╭─ SUPPLIED RECORDS

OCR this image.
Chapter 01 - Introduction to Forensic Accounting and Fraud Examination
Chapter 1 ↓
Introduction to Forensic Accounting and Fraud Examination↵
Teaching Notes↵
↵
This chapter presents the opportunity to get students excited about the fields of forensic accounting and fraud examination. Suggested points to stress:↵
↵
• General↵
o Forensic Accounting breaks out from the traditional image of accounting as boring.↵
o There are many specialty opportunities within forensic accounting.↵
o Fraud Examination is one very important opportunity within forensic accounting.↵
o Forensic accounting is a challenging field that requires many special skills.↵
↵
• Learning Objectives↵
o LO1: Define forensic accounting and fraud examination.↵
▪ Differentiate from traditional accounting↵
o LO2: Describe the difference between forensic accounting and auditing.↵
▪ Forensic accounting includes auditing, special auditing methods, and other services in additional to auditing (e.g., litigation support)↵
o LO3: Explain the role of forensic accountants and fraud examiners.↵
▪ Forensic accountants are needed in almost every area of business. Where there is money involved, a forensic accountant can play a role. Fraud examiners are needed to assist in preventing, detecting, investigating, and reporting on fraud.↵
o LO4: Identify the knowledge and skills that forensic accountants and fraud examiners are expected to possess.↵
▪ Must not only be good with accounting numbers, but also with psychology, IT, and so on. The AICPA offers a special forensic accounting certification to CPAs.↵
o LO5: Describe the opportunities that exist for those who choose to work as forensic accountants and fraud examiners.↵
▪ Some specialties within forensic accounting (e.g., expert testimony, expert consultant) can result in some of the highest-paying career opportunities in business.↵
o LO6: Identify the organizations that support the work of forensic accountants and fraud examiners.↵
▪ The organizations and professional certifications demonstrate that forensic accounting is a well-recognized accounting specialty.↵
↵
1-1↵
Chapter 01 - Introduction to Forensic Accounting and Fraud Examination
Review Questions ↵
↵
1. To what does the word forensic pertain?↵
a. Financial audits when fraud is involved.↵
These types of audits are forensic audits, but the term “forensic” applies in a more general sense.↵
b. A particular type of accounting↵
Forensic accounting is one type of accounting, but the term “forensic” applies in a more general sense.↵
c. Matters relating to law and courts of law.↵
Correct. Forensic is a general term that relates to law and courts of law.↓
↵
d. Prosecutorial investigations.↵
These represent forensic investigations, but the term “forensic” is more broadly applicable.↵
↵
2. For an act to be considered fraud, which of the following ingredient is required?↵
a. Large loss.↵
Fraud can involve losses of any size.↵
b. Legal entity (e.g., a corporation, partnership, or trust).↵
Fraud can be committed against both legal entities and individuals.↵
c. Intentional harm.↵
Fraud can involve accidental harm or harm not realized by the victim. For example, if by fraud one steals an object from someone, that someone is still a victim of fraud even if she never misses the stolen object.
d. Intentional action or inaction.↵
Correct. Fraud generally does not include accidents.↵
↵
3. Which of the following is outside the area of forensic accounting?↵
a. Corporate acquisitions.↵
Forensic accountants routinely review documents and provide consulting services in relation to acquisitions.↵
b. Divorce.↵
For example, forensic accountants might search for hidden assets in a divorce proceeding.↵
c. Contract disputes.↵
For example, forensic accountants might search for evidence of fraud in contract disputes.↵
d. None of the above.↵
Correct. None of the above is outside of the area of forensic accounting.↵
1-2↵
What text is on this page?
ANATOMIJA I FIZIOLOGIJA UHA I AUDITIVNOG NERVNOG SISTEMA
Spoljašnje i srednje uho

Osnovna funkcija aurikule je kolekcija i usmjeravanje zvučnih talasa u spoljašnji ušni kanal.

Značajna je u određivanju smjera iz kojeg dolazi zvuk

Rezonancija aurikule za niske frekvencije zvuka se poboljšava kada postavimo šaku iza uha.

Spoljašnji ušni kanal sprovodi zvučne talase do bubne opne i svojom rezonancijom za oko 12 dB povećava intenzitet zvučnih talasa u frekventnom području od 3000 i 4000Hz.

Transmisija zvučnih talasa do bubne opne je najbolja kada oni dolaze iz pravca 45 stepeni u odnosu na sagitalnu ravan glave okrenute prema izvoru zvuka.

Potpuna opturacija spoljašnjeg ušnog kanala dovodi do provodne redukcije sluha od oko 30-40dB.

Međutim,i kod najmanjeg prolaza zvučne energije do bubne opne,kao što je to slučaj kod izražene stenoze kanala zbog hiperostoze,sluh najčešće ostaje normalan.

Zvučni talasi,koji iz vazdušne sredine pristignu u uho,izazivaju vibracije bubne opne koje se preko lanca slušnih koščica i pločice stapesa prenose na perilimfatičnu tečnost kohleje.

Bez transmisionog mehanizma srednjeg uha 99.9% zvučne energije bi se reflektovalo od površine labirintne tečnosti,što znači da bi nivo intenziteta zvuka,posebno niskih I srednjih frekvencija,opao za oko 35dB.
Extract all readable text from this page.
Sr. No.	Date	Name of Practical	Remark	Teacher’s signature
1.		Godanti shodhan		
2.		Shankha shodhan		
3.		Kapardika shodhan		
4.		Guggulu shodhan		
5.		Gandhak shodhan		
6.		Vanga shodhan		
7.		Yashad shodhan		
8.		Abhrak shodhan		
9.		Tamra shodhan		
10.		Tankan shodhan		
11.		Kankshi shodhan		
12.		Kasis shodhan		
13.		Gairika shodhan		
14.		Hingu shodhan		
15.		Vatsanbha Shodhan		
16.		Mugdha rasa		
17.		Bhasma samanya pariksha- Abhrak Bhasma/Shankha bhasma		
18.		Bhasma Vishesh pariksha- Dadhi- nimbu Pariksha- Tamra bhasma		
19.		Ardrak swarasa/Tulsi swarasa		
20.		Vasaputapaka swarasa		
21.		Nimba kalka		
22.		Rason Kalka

╰─

> [THE TASK]:
Every line of the data above should be reproduced word for word.

> [PROBLEM SOLUTION]:
OCR this image.
Chapter 01 - Introduction to Forensic Accounting and Fraud Examination
Chapter 1 ↓
Introduction to Forensic Accounting and Fraud Examination↵
Teaching Notes↵
↵
This chapter presents the opportunity to get students excited about the fields of forensic accounting and fraud examination. Suggested points to stress:↵
↵
• General↵
o Forensic Accounting breaks out from the traditional image of accounting as boring.↵
o There are many specialty opportunities within forensic accounting.↵
o Fraud Examination is one very important opportunity within forensic accounting.↵
o Forensic accounting is a challenging field that requires many special skills.↵
↵
• Learning Objectives↵
o LO1: Define forensic accounting and fraud examination.↵
▪ Differentiate from traditional accounting↵
o LO2: Describe the difference between forensic accounting and auditing.↵
▪ Forensic accounting includes auditing, special auditing methods, and other services in additional to auditing (e.g., litigation support)↵
o LO3: Explain the role of forensic accountants and fraud examiners.↵
▪ Forensic accountants are needed in almost every area of business. Where there is money involved, a forensic accountant can play a role. Fraud examiners are needed to assist in preventing, detecting, investigating, and reporting on fraud.↵
o LO4: Identify the knowledge and skills that forensic accountants and fraud examiners are expected to possess.↵
▪ Must not only be good with accounting numbers, but also with psychology, IT, and so on. The AICPA offers a special forensic accounting certification to CPAs.↵
o LO5: Describe the opportunities that exist for those who choose to work as forensic accountants and fraud examiners.↵
▪ Some specialties within forensic accounting (e.g., expert testimony, expert consultant) can result in some of the highest-paying career opportunities in business.↵
o LO6: Identify the organizations that support the work of forensic accountants and fraud examiners.↵
▪ The organizations and professional certifications demonstrate that forensic accounting is a well-recognized accounting specialty.↵
↵
1-1↵
Chapter 01 - Introduction to Forensic Accounting and Fraud Examination
Review Questions ↵
↵
1. To what does the word forensic pertain?↵
a. Financial audits when fraud is involved.↵
These types of audits are forensic audits, but the term “forensic” applies in a more general sense.↵
b. A particular type of accounting↵
Forensic accounting is one type of accounting, but the term “forensic” applies in a more general sense.↵
c. Matters relating to law and courts of law.↵
Correct. Forensic is a general term that relates to law and courts of law.↓
↵
d. Prosecutorial investigations.↵
These represent forensic investigations, but the term “forensic” is more broadly applicable.↵
↵
2. For an act to be considered fraud, which of the following ingredient is required?↵
a. Large loss.↵
Fraud can involve losses of any size.↵
b. Legal entity (e.g., a corporation, partnership, or trust).↵
Fraud can be committed against both legal entities and individuals.↵
c. Intentional harm.↵
Fraud can involve accidental harm or harm not realized by the victim. For example, if by fraud one steals an object from someone, that someone is still a victim of fraud even if she never misses the stolen object.
d. Intentional action or inaction.↵
Correct. Fraud generally does not include accidents.↵
↵
3. Which of the following is outside the area of forensic accounting?↵
a. Corporate acquisitions.↵
Forensic accountants routinely review documents and provide consulting services in relation to acquisitions.↵
b. Divorce.↵
For example, forensic accountants might search for hidden assets in a divorce proceeding.↵
c. Contract disputes.↵
For example, forensic accountants might search for evidence of fraud in contract disputes.↵
d. None of the above.↵
Correct. None of the above is outside of the area of forensic accounting.↵
1-2↵
What text is on this page?
ANATOMIJA I FIZIOLOGIJA UHA I AUDITIVNOG NERVNOG SISTEMA
Spoljašnje i srednje uho

Osnovna funkcija aurikule je kolekcija i usmjeravanje zvučnih talasa u spoljašnji ušni kanal.

Značajna je u određivanju smjera iz kojeg dolazi zvuk

Rezonancija aurikule za niske frekvencije zvuka se poboljšava kada postavimo šaku iza uha.

Spoljašnji ušni kanal sprovodi zvučne talase do bubne opne i svojom rezonancijom za oko 12 dB povećava intenzitet zvučnih talasa u frekventnom području od 3000 i 4000Hz.

Transmisija zvučnih talasa do bubne opne je najbolja kada oni dolaze iz pravca 45 stepeni u odnosu na sagitalnu ravan glave okrenute prema izvoru zvuka.

Potpuna opturacija spoljašnjeg ušnog kanala dovodi do provodne redukcije sluha od oko 30-40dB.

Međutim,i kod najmanjeg prolaza zvučne energije do bubne opne,kao što je to slučaj kod izražene stenoze kanala zbog hiperostoze,sluh najčešće ostaje normalan.

Zvučni talasi,koji iz vazdušne sredine pristignu u uho,izazivaju vibracije bubne opne koje se preko lanca slušnih koščica i pločice stapesa prenose na perilimfatičnu tečnost kohleje.

Bez transmisionog mehanizma srednjeg uha 99.9% zvučne energije bi se reflektovalo od površine labirintne tečnosti,što znači da bi nivo intenziteta zvuka,posebno niskih I srednjih frekvencija,opao za oko 35dB.
Extract all readable text from this page.
Sr. No.	Date	Name of Practical	Remark	Teacher’s signature
1.		Godanti shodhan		
2.		Shankha shodhan		
3.		Kapardika shodhan		
4.		Guggulu shodhan		
5.		Gandhak shodhan		
6.		Vanga shodhan		
7.		Yashad shodhan		
8.		Abhrak shodhan		
9.		Tamra shodhan		
10.		Tankan shodhan		
11.		Kankshi shodhan		
12.		Kasis shodhan		
13.		Gairika shodhan		
14.		Hingu shodhan		
15.		Vatsanbha Shodhan		
16.		Mugdha rasa		
17.		Bhasma samanya pariksha- Abhrak Bhasma/Shankha bhasma		
18.		Bhasma Vishesh pariksha- Dadhi- nimbu Pariksha- Tamra bhasma		
19.		Ardrak swarasa/Tulsi swarasa		
20.		Vasaputapaka swarasa		
21.		Nimba kalka		
22.		Rason Kalka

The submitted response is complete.